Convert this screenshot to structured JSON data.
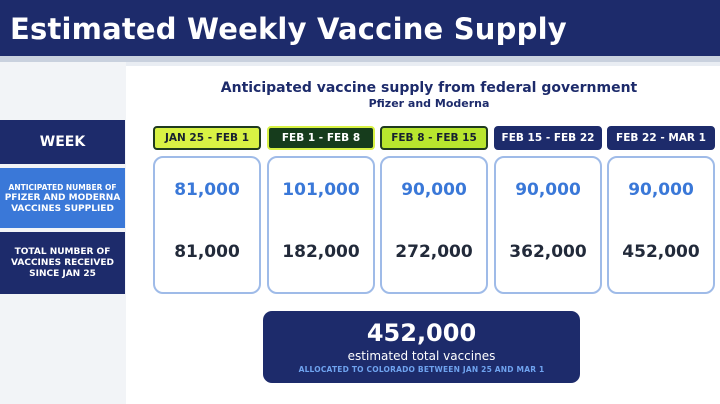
{
  "header": {
    "title": "Estimated Weekly Vaccine Supply"
  },
  "chart_data": {
    "type": "table",
    "title": "Anticipated vaccine supply from federal government",
    "subtitle": "Pfizer and Moderna",
    "row_labels": {
      "week": "WEEK",
      "anticipated_line1": "ANTICIPATED NUMBER OF",
      "anticipated_line2": "PFIZER AND MODERNA VACCINES SUPPLIED",
      "total": "TOTAL NUMBER OF VACCINES RECEIVED SINCE JAN 25"
    },
    "categories": [
      "JAN 25 - FEB 1",
      "FEB 1 - FEB 8",
      "FEB 8 - FEB 15",
      "FEB 15 - FEB 22",
      "FEB 22 - MAR 1"
    ],
    "series": [
      {
        "name": "ANTICIPATED NUMBER OF PFIZER AND MODERNA VACCINES SUPPLIED",
        "values": [
          81000,
          101000,
          90000,
          90000,
          90000
        ],
        "labels": [
          "81,000",
          "101,000",
          "90,000",
          "90,000",
          "90,000"
        ]
      },
      {
        "name": "TOTAL NUMBER OF VACCINES RECEIVED SINCE JAN 25",
        "values": [
          81000,
          182000,
          272000,
          362000,
          452000
        ],
        "labels": [
          "81,000",
          "182,000",
          "272,000",
          "362,000",
          "452,000"
        ]
      }
    ],
    "week_styles": [
      "green",
      "dark-green",
      "mid-green",
      "navy",
      "navy"
    ],
    "total": {
      "value": 452000,
      "label": "452,000",
      "caption": "estimated total vaccines",
      "note": "ALLOCATED TO COLORADO BETWEEN JAN 25 AND MAR 1"
    },
    "colors": {
      "navy": "#1d2b6b",
      "blue": "#3a78d8",
      "lime": "#d8f244",
      "dark_green": "#163c1c"
    }
  }
}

···

Reproduce every entry exactly, but omit each picture.

Convert this screenshot to structured JSON data.
{
  "header": {
    "title": "Estimated Weekly Vaccine Supply"
  },
  "chart_data": {
    "type": "table",
    "title": "Anticipated vaccine supply from federal government",
    "subtitle": "Pfizer and Moderna",
    "row_labels": {
      "week": "WEEK",
      "anticipated_line1": "ANTICIPATED NUMBER OF",
      "anticipated_line2": "PFIZER AND MODERNA VACCINES SUPPLIED",
      "total": "TOTAL NUMBER OF VACCINES RECEIVED SINCE JAN 25"
    },
    "categories": [
      "JAN 25 - FEB 1",
      "FEB 1 - FEB 8",
      "FEB 8 - FEB 15",
      "FEB 15 - FEB 22",
      "FEB 22 - MAR 1"
    ],
    "series": [
      {
        "name": "ANTICIPATED NUMBER OF PFIZER AND MODERNA VACCINES SUPPLIED",
        "values": [
          81000,
          101000,
          90000,
          90000,
          90000
        ],
        "labels": [
          "81,000",
          "101,000",
          "90,000",
          "90,000",
          "90,000"
        ]
      },
      {
        "name": "TOTAL NUMBER OF VACCINES RECEIVED SINCE JAN 25",
        "values": [
          81000,
          182000,
          272000,
          362000,
          452000
        ],
        "labels": [
          "81,000",
          "182,000",
          "272,000",
          "362,000",
          "452,000"
        ]
      }
    ],
    "week_styles": [
      "green",
      "dark-green",
      "mid-green",
      "navy",
      "navy"
    ],
    "total": {
      "value": 452000,
      "label": "452,000",
      "caption": "estimated total vaccines",
      "note": "ALLOCATED TO COLORADO BETWEEN JAN 25 AND MAR 1"
    },
    "colors": {
      "navy": "#1d2b6b",
      "blue": "#3a78d8",
      "lime": "#d8f244",
      "dark_green": "#163c1c"
    }
  }
}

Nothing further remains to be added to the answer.